━━━━━ Raw records
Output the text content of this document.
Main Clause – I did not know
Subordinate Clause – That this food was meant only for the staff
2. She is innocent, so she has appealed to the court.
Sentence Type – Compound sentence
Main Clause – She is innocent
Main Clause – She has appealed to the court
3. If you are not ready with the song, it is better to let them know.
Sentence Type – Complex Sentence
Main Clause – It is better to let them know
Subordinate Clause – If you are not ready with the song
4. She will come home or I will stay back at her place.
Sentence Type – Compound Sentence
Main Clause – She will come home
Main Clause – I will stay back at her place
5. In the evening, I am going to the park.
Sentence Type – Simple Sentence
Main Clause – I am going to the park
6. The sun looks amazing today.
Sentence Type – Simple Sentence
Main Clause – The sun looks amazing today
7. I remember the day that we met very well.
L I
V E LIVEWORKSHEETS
━━━━━━━━━━
What the task requires:
From the material above, gather all lines that include the string "with" and copy them.

Exercise solution:
3. If you are not ready with the song, it is better to let them know.
Subordinate Clause – If you are not ready with the song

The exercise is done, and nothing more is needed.